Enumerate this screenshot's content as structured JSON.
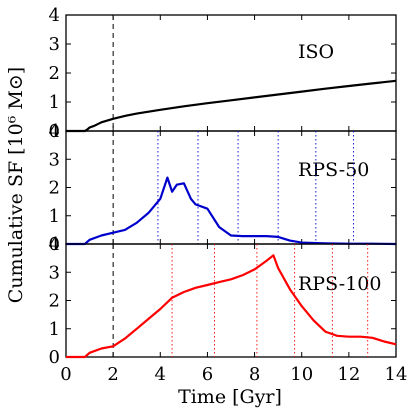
{
  "chart_data": {
    "type": "line",
    "xlabel": "Time [Gyr]",
    "ylabel": "Cumulative SF [10⁶ M⊙]",
    "xlim": [
      0,
      14
    ],
    "x_ticks": [
      "0",
      "2",
      "4",
      "6",
      "8",
      "10",
      "12",
      "14"
    ],
    "grid": false,
    "shared_marker": {
      "x": 2,
      "color": "#000000",
      "style": "dashed"
    },
    "panels": [
      {
        "label": "ISO",
        "ylim": [
          0,
          4
        ],
        "y_ticks": [
          "0",
          "1",
          "2",
          "3",
          "4"
        ],
        "series": {
          "color": "#000000",
          "x": [
            0,
            0.8,
            0.9,
            1.0,
            1.2,
            1.5,
            2.0,
            2.5,
            3.0,
            4.0,
            5.0,
            6.0,
            7.0,
            8.0,
            9.0,
            10.0,
            11.0,
            12.0,
            13.0,
            14.0
          ],
          "y": [
            0,
            0,
            0.05,
            0.12,
            0.18,
            0.3,
            0.42,
            0.52,
            0.6,
            0.73,
            0.85,
            0.96,
            1.06,
            1.16,
            1.26,
            1.36,
            1.46,
            1.55,
            1.64,
            1.73
          ]
        },
        "vlines": []
      },
      {
        "label": "RPS-50",
        "ylim": [
          0,
          4
        ],
        "y_ticks": [
          "0",
          "1",
          "2",
          "3",
          "4"
        ],
        "series": {
          "color": "#0000cc",
          "x": [
            0,
            0.8,
            1.0,
            1.5,
            2.0,
            2.5,
            3.0,
            3.5,
            4.0,
            4.3,
            4.5,
            4.7,
            5.0,
            5.3,
            5.5,
            6.0,
            6.5,
            7.0,
            7.5,
            8.0,
            8.5,
            9.0,
            9.5,
            10.0,
            11.0,
            12.0,
            13.0,
            14.0
          ],
          "y": [
            0,
            0,
            0.15,
            0.3,
            0.4,
            0.5,
            0.75,
            1.1,
            1.6,
            2.35,
            1.85,
            2.1,
            2.15,
            1.6,
            1.4,
            1.25,
            0.6,
            0.3,
            0.28,
            0.28,
            0.28,
            0.25,
            0.12,
            0.05,
            0.02,
            0.01,
            0.01,
            0.0
          ]
        },
        "vlines": [
          3.9,
          5.6,
          7.3,
          9.0,
          10.6,
          12.2
        ]
      },
      {
        "label": "RPS-100",
        "ylim": [
          0,
          4
        ],
        "y_ticks": [
          "0",
          "1",
          "2",
          "3",
          "4"
        ],
        "series": {
          "color": "#ff0000",
          "x": [
            0,
            0.8,
            1.0,
            1.5,
            2.0,
            2.5,
            3.0,
            3.5,
            4.0,
            4.5,
            5.0,
            5.5,
            6.0,
            6.5,
            7.0,
            7.5,
            8.0,
            8.5,
            8.8,
            9.0,
            9.5,
            10.0,
            10.5,
            11.0,
            11.5,
            12.0,
            12.5,
            13.0,
            13.5,
            14.0
          ],
          "y": [
            0,
            0,
            0.15,
            0.3,
            0.38,
            0.65,
            1.0,
            1.35,
            1.7,
            2.1,
            2.3,
            2.45,
            2.55,
            2.65,
            2.75,
            2.9,
            3.1,
            3.4,
            3.6,
            3.15,
            2.4,
            1.8,
            1.3,
            0.9,
            0.75,
            0.72,
            0.72,
            0.68,
            0.55,
            0.45
          ]
        },
        "vlines": [
          4.5,
          6.3,
          8.1,
          9.7,
          11.3,
          12.8
        ]
      }
    ]
  }
}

[WHAT YOU ARE ASKED TO DO]
With the pictures left out, transcribe the material exactly.

[SOLUTION FOR THIS PROBLEM]
Enumerate this screenshot's content as structured JSON.
{
  "chart_data": {
    "type": "line",
    "xlabel": "Time [Gyr]",
    "ylabel": "Cumulative SF [10⁶ M⊙]",
    "xlim": [
      0,
      14
    ],
    "x_ticks": [
      "0",
      "2",
      "4",
      "6",
      "8",
      "10",
      "12",
      "14"
    ],
    "grid": false,
    "shared_marker": {
      "x": 2,
      "color": "#000000",
      "style": "dashed"
    },
    "panels": [
      {
        "label": "ISO",
        "ylim": [
          0,
          4
        ],
        "y_ticks": [
          "0",
          "1",
          "2",
          "3",
          "4"
        ],
        "series": {
          "color": "#000000",
          "x": [
            0,
            0.8,
            0.9,
            1.0,
            1.2,
            1.5,
            2.0,
            2.5,
            3.0,
            4.0,
            5.0,
            6.0,
            7.0,
            8.0,
            9.0,
            10.0,
            11.0,
            12.0,
            13.0,
            14.0
          ],
          "y": [
            0,
            0,
            0.05,
            0.12,
            0.18,
            0.3,
            0.42,
            0.52,
            0.6,
            0.73,
            0.85,
            0.96,
            1.06,
            1.16,
            1.26,
            1.36,
            1.46,
            1.55,
            1.64,
            1.73
          ]
        },
        "vlines": []
      },
      {
        "label": "RPS-50",
        "ylim": [
          0,
          4
        ],
        "y_ticks": [
          "0",
          "1",
          "2",
          "3",
          "4"
        ],
        "series": {
          "color": "#0000cc",
          "x": [
            0,
            0.8,
            1.0,
            1.5,
            2.0,
            2.5,
            3.0,
            3.5,
            4.0,
            4.3,
            4.5,
            4.7,
            5.0,
            5.3,
            5.5,
            6.0,
            6.5,
            7.0,
            7.5,
            8.0,
            8.5,
            9.0,
            9.5,
            10.0,
            11.0,
            12.0,
            13.0,
            14.0
          ],
          "y": [
            0,
            0,
            0.15,
            0.3,
            0.4,
            0.5,
            0.75,
            1.1,
            1.6,
            2.35,
            1.85,
            2.1,
            2.15,
            1.6,
            1.4,
            1.25,
            0.6,
            0.3,
            0.28,
            0.28,
            0.28,
            0.25,
            0.12,
            0.05,
            0.02,
            0.01,
            0.01,
            0.0
          ]
        },
        "vlines": [
          3.9,
          5.6,
          7.3,
          9.0,
          10.6,
          12.2
        ]
      },
      {
        "label": "RPS-100",
        "ylim": [
          0,
          4
        ],
        "y_ticks": [
          "0",
          "1",
          "2",
          "3",
          "4"
        ],
        "series": {
          "color": "#ff0000",
          "x": [
            0,
            0.8,
            1.0,
            1.5,
            2.0,
            2.5,
            3.0,
            3.5,
            4.0,
            4.5,
            5.0,
            5.5,
            6.0,
            6.5,
            7.0,
            7.5,
            8.0,
            8.5,
            8.8,
            9.0,
            9.5,
            10.0,
            10.5,
            11.0,
            11.5,
            12.0,
            12.5,
            13.0,
            13.5,
            14.0
          ],
          "y": [
            0,
            0,
            0.15,
            0.3,
            0.38,
            0.65,
            1.0,
            1.35,
            1.7,
            2.1,
            2.3,
            2.45,
            2.55,
            2.65,
            2.75,
            2.9,
            3.1,
            3.4,
            3.6,
            3.15,
            2.4,
            1.8,
            1.3,
            0.9,
            0.75,
            0.72,
            0.72,
            0.68,
            0.55,
            0.45
          ]
        },
        "vlines": [
          4.5,
          6.3,
          8.1,
          9.7,
          11.3,
          12.8
        ]
      }
    ]
  }
}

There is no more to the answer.